▶ **Extract provided**
━━━━━━━━━━━━━━━━

Gene Therapy for Bacteria?

Many antibiotics in use today are effective against a broad range of bacteria. But their misuse has led to the development of multi-drug resistant organisms, so-called “superbugs.”

Timothy Lu and Chao Zhong (MIT) and Lei Chen and Yan Liang (L2Molecule.com)
“We were very frustrated with the fact that most broad-spectrum antibiotics are still being used, and we think that there are a lot of consequences associated with that,” said Timothy Lu, a biological and electrical engineer at the Massachusetts Institute of Technology. “Instead of trying to blast everything in the population, we wondered whether we could build antimicrobials that have sequence-specific effects.”

Taking advantage of phage-based delivery techniques developed in their lab, Lu’s group employed CRISPR-Cas—a system that bacteria use to prevent viral attack—to delete offending genes such as NDM-1, which imparts bacterial resistance to a broad range of beta-lactam antibiotics.

In a synthetic grouping of three strains of Escherichia coli with differing antibiotic-resistance profiles, the team was able to selectively target the strain they wanted using their new strategy, while leaving other bacteria intact (1).The group treated waxworm larvae infected with a harmful form of E. coli and are currently performing studies in mice.

━━━━━━━━━━━━━━━━

▶ **Data for analysis**
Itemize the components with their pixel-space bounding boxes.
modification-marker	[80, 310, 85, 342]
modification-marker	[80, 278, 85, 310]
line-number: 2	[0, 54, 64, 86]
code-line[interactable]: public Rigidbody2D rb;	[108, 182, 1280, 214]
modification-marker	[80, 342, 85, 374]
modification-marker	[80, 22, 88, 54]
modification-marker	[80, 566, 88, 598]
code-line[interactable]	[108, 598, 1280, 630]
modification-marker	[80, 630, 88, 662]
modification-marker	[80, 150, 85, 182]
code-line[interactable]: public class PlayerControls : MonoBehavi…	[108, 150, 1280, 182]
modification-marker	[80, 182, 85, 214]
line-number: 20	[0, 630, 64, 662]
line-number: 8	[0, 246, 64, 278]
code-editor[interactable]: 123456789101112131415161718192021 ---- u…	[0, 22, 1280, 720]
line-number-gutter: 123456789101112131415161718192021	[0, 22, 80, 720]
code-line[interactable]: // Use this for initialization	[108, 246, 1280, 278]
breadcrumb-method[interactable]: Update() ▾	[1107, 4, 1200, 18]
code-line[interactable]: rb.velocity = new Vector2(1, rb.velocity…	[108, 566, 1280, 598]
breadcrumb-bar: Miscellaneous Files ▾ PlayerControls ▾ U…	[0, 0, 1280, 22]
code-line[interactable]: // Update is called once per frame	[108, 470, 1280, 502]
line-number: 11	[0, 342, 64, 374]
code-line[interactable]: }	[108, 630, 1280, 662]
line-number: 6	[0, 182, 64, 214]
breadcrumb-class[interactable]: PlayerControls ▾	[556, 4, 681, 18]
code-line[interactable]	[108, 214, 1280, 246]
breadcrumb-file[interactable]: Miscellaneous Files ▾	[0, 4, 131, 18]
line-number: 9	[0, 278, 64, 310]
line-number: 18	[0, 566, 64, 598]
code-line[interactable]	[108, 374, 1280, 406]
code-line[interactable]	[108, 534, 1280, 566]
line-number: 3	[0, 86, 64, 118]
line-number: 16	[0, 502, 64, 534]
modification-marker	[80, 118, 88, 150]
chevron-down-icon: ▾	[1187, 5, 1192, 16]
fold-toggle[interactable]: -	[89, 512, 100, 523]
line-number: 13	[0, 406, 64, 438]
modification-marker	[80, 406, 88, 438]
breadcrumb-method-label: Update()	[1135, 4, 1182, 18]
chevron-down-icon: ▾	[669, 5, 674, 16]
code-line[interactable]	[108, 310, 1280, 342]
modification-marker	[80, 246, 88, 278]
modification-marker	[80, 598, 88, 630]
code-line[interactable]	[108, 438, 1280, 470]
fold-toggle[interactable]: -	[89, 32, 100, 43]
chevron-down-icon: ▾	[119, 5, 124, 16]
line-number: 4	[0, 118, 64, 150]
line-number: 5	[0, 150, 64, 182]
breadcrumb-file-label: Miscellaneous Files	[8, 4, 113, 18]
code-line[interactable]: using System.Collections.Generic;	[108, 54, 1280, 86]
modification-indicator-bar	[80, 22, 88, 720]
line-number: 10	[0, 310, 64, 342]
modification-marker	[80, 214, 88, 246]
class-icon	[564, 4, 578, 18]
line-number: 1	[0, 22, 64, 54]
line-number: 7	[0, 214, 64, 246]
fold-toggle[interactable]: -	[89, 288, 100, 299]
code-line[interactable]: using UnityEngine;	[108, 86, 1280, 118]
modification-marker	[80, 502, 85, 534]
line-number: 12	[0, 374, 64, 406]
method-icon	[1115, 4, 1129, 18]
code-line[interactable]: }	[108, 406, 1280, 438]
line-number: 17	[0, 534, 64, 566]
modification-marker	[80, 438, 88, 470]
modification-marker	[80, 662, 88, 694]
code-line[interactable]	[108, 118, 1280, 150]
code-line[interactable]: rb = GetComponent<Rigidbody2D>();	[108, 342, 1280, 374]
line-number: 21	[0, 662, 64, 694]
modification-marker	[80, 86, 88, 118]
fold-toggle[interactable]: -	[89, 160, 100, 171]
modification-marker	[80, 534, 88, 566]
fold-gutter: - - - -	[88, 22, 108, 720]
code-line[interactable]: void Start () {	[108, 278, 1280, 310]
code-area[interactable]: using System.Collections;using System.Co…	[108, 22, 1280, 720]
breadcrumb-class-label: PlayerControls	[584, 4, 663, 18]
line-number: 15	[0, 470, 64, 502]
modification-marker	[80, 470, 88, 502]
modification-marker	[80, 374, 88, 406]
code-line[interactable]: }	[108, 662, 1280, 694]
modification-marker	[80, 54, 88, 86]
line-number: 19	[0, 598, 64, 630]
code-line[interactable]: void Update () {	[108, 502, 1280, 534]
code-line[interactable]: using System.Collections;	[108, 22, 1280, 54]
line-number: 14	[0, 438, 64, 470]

━━━━━━━━━━━━━━━━

▶ **Check your understanding**
• 1. Translate this sentence from the excerpt on gene therapy for bacteria into Spanish: "Many antibiotics in use today are effective against a broad range of bacteria."
• 2. Duplicate the part of the excerpt on gene therapy for bacteria that starts at "Timothy Lu and" and ends at "of beta-lactam antibiotics.".
The items are separate material with no connection to the excerpt on gene therapy for bacteria.

▶ **Answers by item number**
• 1. Muchos antibióticos que se usan hoy en día son eficaces contra una amplia variedad de bacterias.

• 2.
Timothy Lu and Chao Zhong (MIT) and Lei Chen and Yan Liang (L2Molecule.com)
“We were very frustrated with the fact that most broad-spectrum antibiotics are still being used, and we think that there are a lot of consequences associated with that,” said Timothy Lu, a biological and electrical engineer at the Massachusetts Institute of Technology. “Instead of trying to blast everything in the population, we wondered whether we could build antimicrobials that have sequence-specific effects.”

Taking advantage of phage-based delivery techniques developed in their lab, Lu’s group employed CRISPR-Cas—a system that bacteria use to prevent viral attack—to delete offending genes such as NDM-1, which imparts bacterial resistance to a broad range of beta-lactam antibiotics.